> INSTRUCTIONS FOR THE TASK
Rewrite the part of the birding trip account that opens with "Next morning we" and closes with "with a relatively early night.", putting "pizza" wherever "fish and chips" appears.

━━━ TEXT TO READ

Next morning up early and off to track down a bittern...and we found three! Excellent views of three bittern feeding in the open some of the time, and moving through vegetation on the edge of a pond. None were close, but with a bit of zoom I think the results will be pretty good for a species that can be pretty tricky...especially when much of the country is in the grips of a drought! Then on to Cape Kidnappers where we had a beaut morning with clear slue sky conditions and some excellent video and photo opportunities. There were a lot of chicks still present with a strange breeding season in which birds laid late, and then a lot of desertion of eggs, followed by a lot of relaying. So when we were there a few chicks were about to fledge, but most were still a month or more off fledging. But plenty of action which was the main thing. Then a few quick stops around Napier, before on to Taupo where we had a relatively early night...with more seafood for dinner! ;)
Next morning we encountered our only other drizzle for the trip, with a light drizzle over Pureora. Although we had at least six long-tailed cuckoo calling right around us we saw a couple fly, but just couldn't nail one to a perch long enough to get the video onto it. With the drizzle and all other target species in the can already, we decided to cut our losses and headed to Otorohanga Kiwi House and Native Bird Park. We filmed around the park much of the afternoon, and then after speaking with the operators were lucky enough to get the opportunity to film and photograph 'Tasman' the female great-spotted kiwi. She was a feisty wee bird, but it was awesome to see her so close and get the opportunity to get some photos. Very cool. Late afternoon at Miranda, and we headed to the Shorebird Centre to have fish and chips for dinner, with a relatively early night.

━━━━━━
━━━ PROVIDED MATERIAL

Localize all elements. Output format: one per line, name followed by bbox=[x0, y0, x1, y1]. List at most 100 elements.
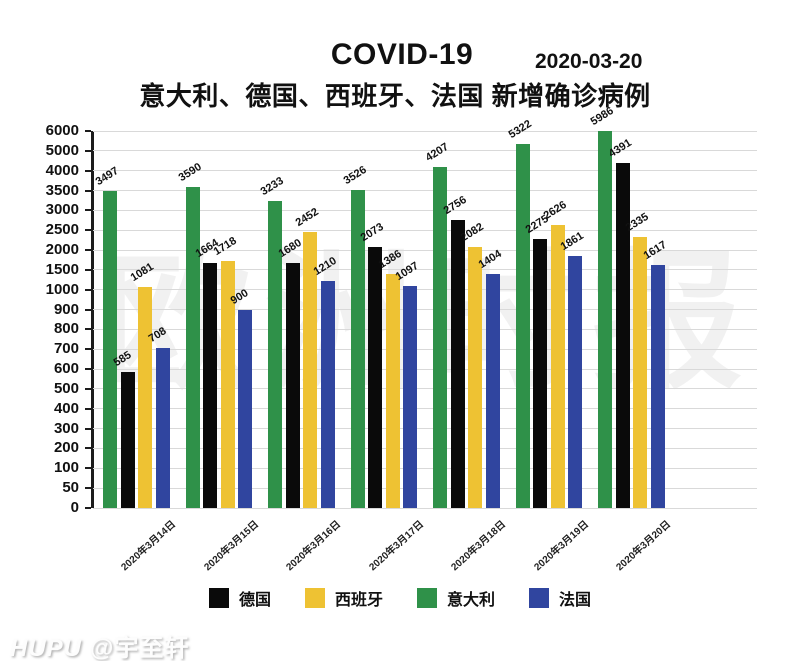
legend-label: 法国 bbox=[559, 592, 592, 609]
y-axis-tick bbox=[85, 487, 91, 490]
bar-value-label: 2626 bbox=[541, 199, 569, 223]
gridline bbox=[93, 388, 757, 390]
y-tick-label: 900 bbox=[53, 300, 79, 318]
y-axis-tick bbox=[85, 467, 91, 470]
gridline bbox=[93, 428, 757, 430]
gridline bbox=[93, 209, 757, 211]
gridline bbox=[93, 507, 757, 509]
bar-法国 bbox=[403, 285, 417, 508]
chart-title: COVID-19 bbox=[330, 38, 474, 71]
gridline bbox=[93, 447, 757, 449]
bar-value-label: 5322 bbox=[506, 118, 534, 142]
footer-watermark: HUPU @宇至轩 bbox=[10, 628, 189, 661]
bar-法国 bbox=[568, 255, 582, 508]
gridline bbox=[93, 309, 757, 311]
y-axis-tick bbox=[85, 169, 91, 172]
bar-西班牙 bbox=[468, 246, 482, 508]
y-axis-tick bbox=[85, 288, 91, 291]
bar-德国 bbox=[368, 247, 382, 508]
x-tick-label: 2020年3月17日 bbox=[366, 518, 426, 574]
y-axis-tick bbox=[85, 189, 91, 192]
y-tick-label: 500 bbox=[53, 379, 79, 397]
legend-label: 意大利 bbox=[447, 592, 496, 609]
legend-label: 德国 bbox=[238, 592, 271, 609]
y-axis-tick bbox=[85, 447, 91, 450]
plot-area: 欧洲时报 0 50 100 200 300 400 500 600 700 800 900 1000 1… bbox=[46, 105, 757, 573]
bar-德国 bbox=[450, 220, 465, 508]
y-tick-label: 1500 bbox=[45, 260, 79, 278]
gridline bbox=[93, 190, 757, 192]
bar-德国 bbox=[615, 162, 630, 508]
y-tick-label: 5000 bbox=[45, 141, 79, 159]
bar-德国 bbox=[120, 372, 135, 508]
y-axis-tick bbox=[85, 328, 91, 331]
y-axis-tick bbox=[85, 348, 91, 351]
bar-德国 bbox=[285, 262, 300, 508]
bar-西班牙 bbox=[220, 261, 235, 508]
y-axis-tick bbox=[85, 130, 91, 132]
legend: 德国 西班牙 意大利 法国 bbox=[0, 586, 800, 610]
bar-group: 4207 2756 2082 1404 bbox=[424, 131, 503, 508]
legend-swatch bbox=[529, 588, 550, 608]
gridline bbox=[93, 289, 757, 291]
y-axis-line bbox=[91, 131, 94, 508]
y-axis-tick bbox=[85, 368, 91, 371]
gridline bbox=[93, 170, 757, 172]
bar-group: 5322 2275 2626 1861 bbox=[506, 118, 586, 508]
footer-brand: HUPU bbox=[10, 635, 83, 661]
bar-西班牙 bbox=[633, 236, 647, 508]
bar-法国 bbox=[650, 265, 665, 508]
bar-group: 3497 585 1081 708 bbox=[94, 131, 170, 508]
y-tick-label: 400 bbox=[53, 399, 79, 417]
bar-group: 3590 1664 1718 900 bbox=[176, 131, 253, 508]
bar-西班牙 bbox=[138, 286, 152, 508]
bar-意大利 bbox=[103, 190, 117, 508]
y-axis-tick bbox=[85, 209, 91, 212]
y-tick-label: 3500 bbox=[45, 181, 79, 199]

━━━━━━

> RESPONSE BELOW
Next morning we encountered our only other drizzle for the trip, with a light drizzle over Pureora. Although we had at least six long-tailed cuckoo calling right around us we saw a couple fly, but just couldn't nail one to a perch long enough to get the video onto it. With the drizzle and all other target species in the can already, we decided to cut our losses and headed to Otorohanga Kiwi House and Native Bird Park. We filmed around the park much of the afternoon, and then after speaking with the operators were lucky enough to get the opportunity to film and photograph 'Tasman' the female great-spotted kiwi. She was a feisty wee bird, but it was awesome to see her so close and get the opportunity to get some photos. Very cool. Late afternoon at Miranda, and we headed to the Shorebird Centre to have pizza for dinner, with a relatively early night.